'''
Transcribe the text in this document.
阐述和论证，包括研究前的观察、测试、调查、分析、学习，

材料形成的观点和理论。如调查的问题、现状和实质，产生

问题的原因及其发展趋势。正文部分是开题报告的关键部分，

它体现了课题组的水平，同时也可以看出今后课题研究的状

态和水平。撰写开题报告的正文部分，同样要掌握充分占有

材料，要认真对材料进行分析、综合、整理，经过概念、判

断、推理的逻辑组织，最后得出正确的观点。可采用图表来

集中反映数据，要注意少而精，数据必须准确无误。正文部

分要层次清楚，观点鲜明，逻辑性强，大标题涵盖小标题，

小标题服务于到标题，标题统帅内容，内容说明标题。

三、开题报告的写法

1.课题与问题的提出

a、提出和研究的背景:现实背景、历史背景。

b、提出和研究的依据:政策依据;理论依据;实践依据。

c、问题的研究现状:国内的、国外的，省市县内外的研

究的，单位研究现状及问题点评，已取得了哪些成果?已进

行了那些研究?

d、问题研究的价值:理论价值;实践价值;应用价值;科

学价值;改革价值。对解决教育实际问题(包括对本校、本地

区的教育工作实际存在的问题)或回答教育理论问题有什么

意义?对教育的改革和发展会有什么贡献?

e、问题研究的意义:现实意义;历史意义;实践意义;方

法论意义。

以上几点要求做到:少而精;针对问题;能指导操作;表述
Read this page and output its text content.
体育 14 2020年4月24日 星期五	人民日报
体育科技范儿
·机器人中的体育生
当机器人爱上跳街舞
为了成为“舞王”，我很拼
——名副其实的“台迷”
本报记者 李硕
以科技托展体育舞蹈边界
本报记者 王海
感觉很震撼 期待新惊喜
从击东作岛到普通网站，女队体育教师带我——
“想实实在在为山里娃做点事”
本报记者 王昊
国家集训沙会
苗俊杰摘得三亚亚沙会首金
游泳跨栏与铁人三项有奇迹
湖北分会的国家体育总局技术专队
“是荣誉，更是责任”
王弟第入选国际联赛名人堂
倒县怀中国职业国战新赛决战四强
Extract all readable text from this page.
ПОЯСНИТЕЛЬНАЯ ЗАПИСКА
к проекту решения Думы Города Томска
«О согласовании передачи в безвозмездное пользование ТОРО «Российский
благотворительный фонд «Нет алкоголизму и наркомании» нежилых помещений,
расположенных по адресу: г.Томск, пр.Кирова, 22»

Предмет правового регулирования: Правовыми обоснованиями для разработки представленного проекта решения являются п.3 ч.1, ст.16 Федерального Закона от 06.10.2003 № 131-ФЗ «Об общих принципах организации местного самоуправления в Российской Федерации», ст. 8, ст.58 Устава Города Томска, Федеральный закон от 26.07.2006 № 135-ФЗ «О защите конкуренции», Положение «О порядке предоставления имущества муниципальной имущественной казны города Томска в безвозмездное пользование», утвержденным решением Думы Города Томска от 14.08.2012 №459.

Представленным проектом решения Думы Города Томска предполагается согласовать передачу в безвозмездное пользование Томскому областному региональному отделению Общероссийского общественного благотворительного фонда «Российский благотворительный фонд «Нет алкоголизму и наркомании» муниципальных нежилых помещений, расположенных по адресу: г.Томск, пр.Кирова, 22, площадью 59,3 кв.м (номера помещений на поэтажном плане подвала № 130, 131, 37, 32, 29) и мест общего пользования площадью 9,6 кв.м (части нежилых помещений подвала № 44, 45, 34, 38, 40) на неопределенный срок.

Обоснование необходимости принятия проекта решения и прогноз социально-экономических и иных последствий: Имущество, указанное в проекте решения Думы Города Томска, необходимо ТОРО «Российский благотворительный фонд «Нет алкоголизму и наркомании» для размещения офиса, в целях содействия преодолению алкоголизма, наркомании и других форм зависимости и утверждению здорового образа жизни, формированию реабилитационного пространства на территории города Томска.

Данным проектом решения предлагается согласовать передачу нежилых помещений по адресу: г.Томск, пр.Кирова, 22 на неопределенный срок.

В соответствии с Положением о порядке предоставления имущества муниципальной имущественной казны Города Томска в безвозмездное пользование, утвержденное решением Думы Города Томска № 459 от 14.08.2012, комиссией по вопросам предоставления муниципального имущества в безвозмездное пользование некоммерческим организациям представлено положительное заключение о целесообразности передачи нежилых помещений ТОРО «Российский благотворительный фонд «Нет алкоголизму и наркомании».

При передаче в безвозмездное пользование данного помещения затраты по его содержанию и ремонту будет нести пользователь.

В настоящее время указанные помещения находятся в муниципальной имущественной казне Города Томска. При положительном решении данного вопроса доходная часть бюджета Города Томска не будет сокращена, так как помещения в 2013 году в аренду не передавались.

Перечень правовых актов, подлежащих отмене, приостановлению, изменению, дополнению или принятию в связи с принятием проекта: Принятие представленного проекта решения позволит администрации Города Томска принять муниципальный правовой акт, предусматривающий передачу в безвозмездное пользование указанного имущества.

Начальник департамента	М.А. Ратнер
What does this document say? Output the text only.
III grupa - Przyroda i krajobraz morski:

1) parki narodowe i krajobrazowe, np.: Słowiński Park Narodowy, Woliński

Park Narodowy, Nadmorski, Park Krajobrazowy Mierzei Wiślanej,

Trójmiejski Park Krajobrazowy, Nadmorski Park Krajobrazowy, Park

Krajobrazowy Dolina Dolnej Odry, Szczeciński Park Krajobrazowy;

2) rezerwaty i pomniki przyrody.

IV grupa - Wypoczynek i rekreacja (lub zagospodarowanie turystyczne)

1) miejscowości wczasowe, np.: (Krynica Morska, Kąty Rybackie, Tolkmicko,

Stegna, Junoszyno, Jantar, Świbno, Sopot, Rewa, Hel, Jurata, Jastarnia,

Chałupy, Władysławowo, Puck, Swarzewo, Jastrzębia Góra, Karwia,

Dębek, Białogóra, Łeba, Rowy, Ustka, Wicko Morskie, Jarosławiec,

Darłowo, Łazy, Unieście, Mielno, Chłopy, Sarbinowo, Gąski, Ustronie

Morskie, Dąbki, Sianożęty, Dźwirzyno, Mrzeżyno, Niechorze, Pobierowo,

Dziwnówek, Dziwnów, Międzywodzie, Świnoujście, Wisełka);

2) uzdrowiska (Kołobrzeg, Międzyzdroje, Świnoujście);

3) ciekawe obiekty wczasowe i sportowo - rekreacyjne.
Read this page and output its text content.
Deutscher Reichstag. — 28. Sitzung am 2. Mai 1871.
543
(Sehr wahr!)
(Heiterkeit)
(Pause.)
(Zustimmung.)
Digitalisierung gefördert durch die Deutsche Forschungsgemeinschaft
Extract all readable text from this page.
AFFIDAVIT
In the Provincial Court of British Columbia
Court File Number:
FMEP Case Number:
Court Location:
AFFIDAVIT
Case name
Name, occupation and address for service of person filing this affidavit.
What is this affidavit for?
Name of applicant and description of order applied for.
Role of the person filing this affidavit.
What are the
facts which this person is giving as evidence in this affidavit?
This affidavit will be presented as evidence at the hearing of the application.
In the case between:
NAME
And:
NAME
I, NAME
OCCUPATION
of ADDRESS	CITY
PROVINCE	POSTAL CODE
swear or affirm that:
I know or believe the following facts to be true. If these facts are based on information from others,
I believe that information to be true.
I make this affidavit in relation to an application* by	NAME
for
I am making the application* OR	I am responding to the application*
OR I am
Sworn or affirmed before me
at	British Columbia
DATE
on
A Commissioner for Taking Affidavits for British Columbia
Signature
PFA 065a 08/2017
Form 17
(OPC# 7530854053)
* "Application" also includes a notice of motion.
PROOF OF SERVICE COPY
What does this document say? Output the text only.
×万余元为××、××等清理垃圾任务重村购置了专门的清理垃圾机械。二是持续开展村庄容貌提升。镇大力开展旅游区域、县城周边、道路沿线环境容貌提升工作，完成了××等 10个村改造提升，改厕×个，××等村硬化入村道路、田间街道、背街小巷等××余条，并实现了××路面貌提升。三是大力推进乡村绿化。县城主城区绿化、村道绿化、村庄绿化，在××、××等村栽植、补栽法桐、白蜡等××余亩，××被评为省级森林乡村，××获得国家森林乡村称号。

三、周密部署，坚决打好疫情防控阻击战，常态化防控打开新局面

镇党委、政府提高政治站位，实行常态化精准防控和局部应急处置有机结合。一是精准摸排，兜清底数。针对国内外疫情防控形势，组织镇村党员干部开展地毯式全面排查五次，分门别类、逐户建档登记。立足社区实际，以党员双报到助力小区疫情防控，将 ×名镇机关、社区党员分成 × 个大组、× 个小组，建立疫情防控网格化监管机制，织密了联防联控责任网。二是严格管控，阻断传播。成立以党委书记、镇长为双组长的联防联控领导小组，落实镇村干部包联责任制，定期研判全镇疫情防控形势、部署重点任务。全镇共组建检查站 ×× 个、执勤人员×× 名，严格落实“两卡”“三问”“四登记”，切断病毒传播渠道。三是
'''
* GIVEN PROBLEM:
From the data, list each line in which the string "Świnoujście" appears.

* SOLUTION FOR THIS PROBLEM:
Dziwnówek, Dziwnów, Międzywodzie, Świnoujście, Wisełka);
2) uzdrowiska (Kołobrzeg, Międzyzdroje, Świnoujście);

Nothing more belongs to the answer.